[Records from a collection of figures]
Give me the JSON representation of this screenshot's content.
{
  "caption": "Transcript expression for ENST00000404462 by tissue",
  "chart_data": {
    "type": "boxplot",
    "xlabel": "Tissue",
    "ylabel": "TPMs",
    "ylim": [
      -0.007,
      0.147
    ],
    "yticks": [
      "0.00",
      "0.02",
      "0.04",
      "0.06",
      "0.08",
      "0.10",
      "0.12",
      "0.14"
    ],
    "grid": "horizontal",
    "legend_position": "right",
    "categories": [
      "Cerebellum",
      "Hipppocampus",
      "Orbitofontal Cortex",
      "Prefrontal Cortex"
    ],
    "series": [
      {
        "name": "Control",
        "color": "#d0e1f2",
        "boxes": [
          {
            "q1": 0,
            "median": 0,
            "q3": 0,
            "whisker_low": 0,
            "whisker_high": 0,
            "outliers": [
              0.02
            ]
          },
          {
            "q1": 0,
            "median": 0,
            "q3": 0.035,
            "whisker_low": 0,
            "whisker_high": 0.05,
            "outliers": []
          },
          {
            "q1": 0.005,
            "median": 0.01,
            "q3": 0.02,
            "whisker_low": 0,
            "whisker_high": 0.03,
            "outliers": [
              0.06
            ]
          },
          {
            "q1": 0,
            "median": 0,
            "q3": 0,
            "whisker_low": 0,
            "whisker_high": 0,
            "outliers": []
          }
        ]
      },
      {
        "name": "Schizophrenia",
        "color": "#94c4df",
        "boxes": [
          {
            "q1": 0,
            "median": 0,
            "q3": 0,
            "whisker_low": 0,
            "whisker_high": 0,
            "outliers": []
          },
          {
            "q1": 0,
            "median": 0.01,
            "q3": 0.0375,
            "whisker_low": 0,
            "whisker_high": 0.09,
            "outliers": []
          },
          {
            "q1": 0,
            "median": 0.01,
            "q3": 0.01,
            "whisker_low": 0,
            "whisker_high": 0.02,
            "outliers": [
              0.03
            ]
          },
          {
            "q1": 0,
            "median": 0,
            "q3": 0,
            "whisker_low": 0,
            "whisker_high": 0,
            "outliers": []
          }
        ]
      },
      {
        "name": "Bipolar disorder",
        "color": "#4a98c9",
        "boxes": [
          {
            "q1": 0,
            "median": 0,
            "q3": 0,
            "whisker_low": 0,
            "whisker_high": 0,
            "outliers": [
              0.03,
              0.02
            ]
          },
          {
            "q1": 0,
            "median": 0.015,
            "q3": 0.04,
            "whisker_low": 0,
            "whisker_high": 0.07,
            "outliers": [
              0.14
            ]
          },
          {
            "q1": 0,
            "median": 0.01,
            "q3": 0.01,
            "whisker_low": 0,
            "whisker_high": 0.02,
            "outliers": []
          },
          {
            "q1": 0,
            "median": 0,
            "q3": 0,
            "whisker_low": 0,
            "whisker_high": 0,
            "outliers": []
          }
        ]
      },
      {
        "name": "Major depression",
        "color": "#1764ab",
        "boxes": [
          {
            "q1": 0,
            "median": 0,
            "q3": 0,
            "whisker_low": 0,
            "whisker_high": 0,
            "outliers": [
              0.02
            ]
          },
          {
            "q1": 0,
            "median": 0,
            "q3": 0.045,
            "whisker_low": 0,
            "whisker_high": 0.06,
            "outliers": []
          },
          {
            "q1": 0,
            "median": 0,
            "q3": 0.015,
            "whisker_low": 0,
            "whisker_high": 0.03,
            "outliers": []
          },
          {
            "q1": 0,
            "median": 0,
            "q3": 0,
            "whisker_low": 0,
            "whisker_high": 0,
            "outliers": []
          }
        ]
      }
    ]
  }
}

» **Work to do**
Extract every line above exactly as it stands.

» **Solution**
Give me the JSON representation of this screenshot's content.
{
  "caption": "Transcript expression for ENST00000404462 by tissue",
  "chart_data": {
    "type": "boxplot",
    "xlabel": "Tissue",
    "ylabel": "TPMs",
    "ylim": [
      -0.007,
      0.147
    ],
    "yticks": [
      "0.00",
      "0.02",
      "0.04",
      "0.06",
      "0.08",
      "0.10",
      "0.12",
      "0.14"
    ],
    "grid": "horizontal",
    "legend_position": "right",
    "categories": [
      "Cerebellum",
      "Hipppocampus",
      "Orbitofontal Cortex",
      "Prefrontal Cortex"
    ],
    "series": [
      {
        "name": "Control",
        "color": "#d0e1f2",
        "boxes": [
          {
            "q1": 0,
            "median": 0,
            "q3": 0,
            "whisker_low": 0,
            "whisker_high": 0,
            "outliers": [
              0.02
            ]
          },
          {
            "q1": 0,
            "median": 0,
            "q3": 0.035,
            "whisker_low": 0,
            "whisker_high": 0.05,
            "outliers": []
          },
          {
            "q1": 0.005,
            "median": 0.01,
            "q3": 0.02,
            "whisker_low": 0,
            "whisker_high": 0.03,
            "outliers": [
              0.06
            ]
          },
          {
            "q1": 0,
            "median": 0,
            "q3": 0,
            "whisker_low": 0,
            "whisker_high": 0,
            "outliers": []
          }
        ]
      },
      {
        "name": "Schizophrenia",
        "color": "#94c4df",
        "boxes": [
          {
            "q1": 0,
            "median": 0,
            "q3": 0,
            "whisker_low": 0,
            "whisker_high": 0,
            "outliers": []
          },
          {
            "q1": 0,
            "median": 0.01,
            "q3": 0.0375,
            "whisker_low": 0,
            "whisker_high": 0.09,
            "outliers": []
          },
          {
            "q1": 0,
            "median": 0.01,
            "q3": 0.01,
            "whisker_low": 0,
            "whisker_high": 0.02,
            "outliers": [
              0.03
            ]
          },
          {
            "q1": 0,
            "median": 0,
            "q3": 0,
            "whisker_low": 0,
            "whisker_high": 0,
            "outliers": []
          }
        ]
      },
      {
        "name": "Bipolar disorder",
        "color": "#4a98c9",
        "boxes": [
          {
            "q1": 0,
            "median": 0,
            "q3": 0,
            "whisker_low": 0,
            "whisker_high": 0,
            "outliers": [
              0.03,
              0.02
            ]
          },
          {
            "q1": 0,
            "median": 0.015,
            "q3": 0.04,
            "whisker_low": 0,
            "whisker_high": 0.07,
            "outliers": [
              0.14
            ]
          },
          {
            "q1": 0,
            "median": 0.01,
            "q3": 0.01,
            "whisker_low": 0,
            "whisker_high": 0.02,
            "outliers": []
          },
          {
            "q1": 0,
            "median": 0,
            "q3": 0,
            "whisker_low": 0,
            "whisker_high": 0,
            "outliers": []
          }
        ]
      },
      {
        "name": "Major depression",
        "color": "#1764ab",
        "boxes": [
          {
            "q1": 0,
            "median": 0,
            "q3": 0,
            "whisker_low": 0,
            "whisker_high": 0,
            "outliers": [
              0.02
            ]
          },
          {
            "q1": 0,
            "median": 0,
            "q3": 0.045,
            "whisker_low": 0,
            "whisker_high": 0.06,
            "outliers": []
          },
          {
            "q1": 0,
            "median": 0,
            "q3": 0.015,
            "whisker_low": 0,
            "whisker_high": 0.03,
            "outliers": []
          },
          {
            "q1": 0,
            "median": 0,
            "q3": 0,
            "whisker_low": 0,
            "whisker_high": 0,
            "outliers": []
          }
        ]
      }
    ]
  }
}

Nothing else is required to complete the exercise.